TASK REQUIREMENTS: Reproduce, word for word, the passage of the thread about phoning the Yokohama Immigration Office from "I was wondering" to "recent contact information.".

EXCERPT:
# English Speaking Number for Yokohama Immigration Office



## jessicalees (Oct 12, 2014)

I was wondering if anyone knew an English number for the Yokohama Immigration Office?
My resident card expires March 7th and I need to renew it. I want to go to the office on December 5th, but am not sure if that is too early, as it is really close to the 3 month period. I contacted the immigration info email in Tokyo and was told to contact Yokohama to ask their policy. But, I cant get through to any help on the numbers I have listed. 

Thanks.


----------



## larabell (Sep 10, 2007)

Did you try looking at the Immigration Bureau website? If that doesn't work or if you've already called the number(s) listed there, you might ask at your local ward office. It wasn't that long ago when the registration system shifted from the ward/city offices to Immigration and they may have more recent contact information.


----------



## jessicalees (Oct 12, 2014)

I did try to number listed on their website, but only Japanese speakers who can not direct the call.

I will try the ward office. Thanks for the tip!


----------



## larabell (Sep 10, 2007)

That's kinda goofy, since you'd expect the only people calling Immigration would be non-Japanese. Maybe you can reply to the email and tell them that nobody in Yokohama Immigration seems to speak English and see if they can give you a better number. I assume it's too much of a pain to just show up at their office, right? That's what I would do but then Tokyo Immigration isn't all that far for me.

Will the person on the other end of the email tell you what the policy is in Tokyo? If so, you could go to the Yokohama office on 5 Dec anyway, ask them to waive the 90 day thing (geeze... it's only a couple days early) and, if necessary, show them the email. Sometimes bureaucrats say "no" just because they don't want to be the first to break with tradition but if the clerk knows Tokyo would be OK with your being a couple days early, it might sway them enough to let it pass.


----------



## jessicalees (Oct 12, 2014)

I know! Its possible I am ringing the wrong desk. There are lots of numbers listed, but the one applicable to resident visas directs me to Japanese speakers who are unable to assist. 
I might just go and see. As you said, it is only 2 days, and I am not sure of the definition of month, if it is in days or physical months. 
If I find a number, I will post it here for future reference. Thanks again. You have been helpful with a lot of questions in the past few months.


----------



## jessicalees (Oct 12, 2014)

There is no English speaking number for Yokohama. They direct me to a number in Tokyo. I was advised to just go to the office to try and get help, which seems odd, because that means someone there must speak English. 
The English number in Tokyo, for anyone who needs it, is 03-5706-7112


----------

RECORD LIST:

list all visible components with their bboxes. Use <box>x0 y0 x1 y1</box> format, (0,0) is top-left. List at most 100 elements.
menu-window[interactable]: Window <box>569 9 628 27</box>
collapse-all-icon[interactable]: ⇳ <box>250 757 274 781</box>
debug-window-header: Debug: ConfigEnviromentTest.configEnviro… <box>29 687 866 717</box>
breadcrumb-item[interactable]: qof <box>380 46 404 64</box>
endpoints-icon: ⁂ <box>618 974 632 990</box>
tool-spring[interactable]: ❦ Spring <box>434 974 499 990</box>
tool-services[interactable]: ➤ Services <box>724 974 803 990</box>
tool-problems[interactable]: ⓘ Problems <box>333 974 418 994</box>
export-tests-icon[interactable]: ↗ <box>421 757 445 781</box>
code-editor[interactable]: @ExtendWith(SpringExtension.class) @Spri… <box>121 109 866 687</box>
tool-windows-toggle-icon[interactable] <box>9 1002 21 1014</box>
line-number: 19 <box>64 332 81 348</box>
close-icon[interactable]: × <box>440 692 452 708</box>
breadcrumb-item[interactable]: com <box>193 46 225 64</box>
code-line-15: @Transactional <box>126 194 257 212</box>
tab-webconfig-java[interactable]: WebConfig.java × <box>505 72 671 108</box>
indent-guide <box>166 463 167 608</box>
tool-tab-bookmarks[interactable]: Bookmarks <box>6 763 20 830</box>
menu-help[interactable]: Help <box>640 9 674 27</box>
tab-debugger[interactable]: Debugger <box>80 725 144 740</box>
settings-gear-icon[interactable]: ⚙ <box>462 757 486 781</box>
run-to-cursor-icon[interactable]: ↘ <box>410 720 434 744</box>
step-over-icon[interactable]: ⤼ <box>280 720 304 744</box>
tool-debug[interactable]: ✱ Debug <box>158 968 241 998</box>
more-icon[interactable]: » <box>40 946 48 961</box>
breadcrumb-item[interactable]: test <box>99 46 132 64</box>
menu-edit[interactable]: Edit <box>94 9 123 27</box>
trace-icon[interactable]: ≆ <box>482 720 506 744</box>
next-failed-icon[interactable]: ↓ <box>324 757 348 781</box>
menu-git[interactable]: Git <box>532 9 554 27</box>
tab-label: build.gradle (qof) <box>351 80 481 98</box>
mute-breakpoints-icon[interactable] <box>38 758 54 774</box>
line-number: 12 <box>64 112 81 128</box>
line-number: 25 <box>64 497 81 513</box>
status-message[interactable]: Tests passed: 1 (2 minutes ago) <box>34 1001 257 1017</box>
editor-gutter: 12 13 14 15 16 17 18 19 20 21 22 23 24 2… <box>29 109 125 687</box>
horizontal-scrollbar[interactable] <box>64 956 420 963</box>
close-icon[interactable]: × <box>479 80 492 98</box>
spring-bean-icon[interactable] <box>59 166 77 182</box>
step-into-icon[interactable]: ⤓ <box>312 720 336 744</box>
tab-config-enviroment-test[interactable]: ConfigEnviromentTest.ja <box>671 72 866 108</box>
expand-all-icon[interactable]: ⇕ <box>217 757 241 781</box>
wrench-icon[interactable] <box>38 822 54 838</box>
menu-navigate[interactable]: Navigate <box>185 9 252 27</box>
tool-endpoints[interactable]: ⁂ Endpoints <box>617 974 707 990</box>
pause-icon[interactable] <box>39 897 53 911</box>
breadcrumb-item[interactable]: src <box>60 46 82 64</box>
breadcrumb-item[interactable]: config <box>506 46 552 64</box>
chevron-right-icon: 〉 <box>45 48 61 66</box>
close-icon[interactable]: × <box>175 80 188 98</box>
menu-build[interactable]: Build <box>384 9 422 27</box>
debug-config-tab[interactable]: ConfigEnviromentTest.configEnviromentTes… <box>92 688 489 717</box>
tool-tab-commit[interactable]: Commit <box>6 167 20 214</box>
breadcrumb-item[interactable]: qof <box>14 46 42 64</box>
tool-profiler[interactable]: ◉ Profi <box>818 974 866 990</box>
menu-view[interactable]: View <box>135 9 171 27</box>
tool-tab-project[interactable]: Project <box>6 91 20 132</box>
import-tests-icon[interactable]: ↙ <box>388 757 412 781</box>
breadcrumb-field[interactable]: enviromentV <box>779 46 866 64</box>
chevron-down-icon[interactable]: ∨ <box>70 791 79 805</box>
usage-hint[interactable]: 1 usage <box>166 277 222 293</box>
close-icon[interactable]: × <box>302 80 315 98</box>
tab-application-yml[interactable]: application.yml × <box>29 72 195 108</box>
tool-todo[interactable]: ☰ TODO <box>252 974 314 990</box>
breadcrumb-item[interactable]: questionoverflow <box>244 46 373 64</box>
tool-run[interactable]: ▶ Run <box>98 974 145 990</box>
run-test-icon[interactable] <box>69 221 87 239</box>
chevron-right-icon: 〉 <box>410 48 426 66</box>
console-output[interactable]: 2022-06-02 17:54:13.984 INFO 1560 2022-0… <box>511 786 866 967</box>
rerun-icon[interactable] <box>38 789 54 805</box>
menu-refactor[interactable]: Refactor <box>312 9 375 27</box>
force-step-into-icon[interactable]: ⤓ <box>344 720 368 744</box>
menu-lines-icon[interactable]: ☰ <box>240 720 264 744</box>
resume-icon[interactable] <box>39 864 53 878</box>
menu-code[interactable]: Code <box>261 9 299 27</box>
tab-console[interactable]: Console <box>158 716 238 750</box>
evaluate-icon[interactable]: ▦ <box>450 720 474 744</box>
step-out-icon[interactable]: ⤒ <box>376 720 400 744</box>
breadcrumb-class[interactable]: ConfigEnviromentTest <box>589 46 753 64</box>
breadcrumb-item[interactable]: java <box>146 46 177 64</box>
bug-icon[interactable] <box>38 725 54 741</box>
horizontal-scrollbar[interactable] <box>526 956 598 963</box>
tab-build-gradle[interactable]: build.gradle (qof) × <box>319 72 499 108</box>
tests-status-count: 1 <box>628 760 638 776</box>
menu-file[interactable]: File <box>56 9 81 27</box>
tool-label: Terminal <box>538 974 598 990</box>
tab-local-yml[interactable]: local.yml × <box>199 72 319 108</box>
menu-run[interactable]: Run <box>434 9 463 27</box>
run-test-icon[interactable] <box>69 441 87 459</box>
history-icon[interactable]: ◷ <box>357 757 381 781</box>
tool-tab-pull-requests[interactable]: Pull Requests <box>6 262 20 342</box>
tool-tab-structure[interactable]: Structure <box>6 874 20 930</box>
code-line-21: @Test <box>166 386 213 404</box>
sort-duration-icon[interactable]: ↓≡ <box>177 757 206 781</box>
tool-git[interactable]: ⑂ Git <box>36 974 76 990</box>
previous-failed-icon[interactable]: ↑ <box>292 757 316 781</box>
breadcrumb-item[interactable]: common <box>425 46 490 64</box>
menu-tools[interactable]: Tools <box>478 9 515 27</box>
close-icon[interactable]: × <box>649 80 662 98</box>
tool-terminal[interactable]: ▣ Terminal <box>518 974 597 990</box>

CORRECT RESPONSE:
I was wondering if anyone knew an English number for the Yokohama Immigration Office?
My resident card expires March 7th and I need to renew it. I want to go to the office on December 5th, but am not sure if that is too early, as it is really close to the 3 month period. I contacted the immigration info email in Tokyo and was told to contact Yokohama to ask their policy. But, I cant get through to any help on the numbers I have listed. 

Thanks.


----------



## larabell (Sep 10, 2007)

Did you try looking at the Immigration Bureau website? If that doesn't work or if you've already called the number(s) listed there, you might ask at your local ward office. It wasn't that long ago when the registration system shifted from the ward/city offices to Immigration and they may have more recent contact information.